--- YOUR TASK ---
Return the lines below that carry the word "this".

--- MATERIAL TO PROCESS ---
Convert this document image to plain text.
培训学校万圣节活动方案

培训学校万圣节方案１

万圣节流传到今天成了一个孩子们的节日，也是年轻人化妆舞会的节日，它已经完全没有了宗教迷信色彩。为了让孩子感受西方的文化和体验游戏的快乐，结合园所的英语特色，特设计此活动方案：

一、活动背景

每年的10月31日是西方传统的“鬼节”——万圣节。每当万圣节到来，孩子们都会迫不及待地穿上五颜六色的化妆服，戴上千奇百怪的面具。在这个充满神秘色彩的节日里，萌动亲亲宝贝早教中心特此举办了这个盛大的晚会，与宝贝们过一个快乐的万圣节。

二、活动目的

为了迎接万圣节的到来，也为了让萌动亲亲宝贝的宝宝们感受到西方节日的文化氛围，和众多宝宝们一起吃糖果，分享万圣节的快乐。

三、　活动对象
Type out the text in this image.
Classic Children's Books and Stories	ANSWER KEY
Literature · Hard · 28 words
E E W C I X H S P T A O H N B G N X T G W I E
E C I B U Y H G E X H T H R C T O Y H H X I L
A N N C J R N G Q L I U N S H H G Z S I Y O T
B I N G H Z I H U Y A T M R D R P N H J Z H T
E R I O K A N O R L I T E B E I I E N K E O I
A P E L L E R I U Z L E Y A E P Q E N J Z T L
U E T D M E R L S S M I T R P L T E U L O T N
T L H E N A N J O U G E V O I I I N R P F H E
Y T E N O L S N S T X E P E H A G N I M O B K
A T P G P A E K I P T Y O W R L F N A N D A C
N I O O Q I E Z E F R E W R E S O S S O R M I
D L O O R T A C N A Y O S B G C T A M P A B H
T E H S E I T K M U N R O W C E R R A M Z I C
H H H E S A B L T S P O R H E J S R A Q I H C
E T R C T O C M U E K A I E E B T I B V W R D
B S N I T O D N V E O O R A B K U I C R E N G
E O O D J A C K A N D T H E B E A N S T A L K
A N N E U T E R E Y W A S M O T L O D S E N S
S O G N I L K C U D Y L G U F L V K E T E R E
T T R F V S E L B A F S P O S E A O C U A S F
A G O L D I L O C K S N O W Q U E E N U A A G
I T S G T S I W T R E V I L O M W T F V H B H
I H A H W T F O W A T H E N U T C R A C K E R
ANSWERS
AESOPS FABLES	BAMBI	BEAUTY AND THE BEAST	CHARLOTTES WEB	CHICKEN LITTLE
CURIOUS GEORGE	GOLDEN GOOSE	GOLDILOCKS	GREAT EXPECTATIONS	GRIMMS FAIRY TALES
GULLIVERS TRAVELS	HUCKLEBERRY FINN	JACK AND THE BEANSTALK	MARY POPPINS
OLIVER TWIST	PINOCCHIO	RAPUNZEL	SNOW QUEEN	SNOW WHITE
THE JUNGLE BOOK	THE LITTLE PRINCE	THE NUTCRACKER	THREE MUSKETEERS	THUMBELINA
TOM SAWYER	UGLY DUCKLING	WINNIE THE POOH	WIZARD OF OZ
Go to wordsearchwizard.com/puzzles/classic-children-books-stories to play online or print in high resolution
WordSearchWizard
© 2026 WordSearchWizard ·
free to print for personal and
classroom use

--- FULL OUTPUT ---
Convert this document image to plain text.
Type out the text in this image.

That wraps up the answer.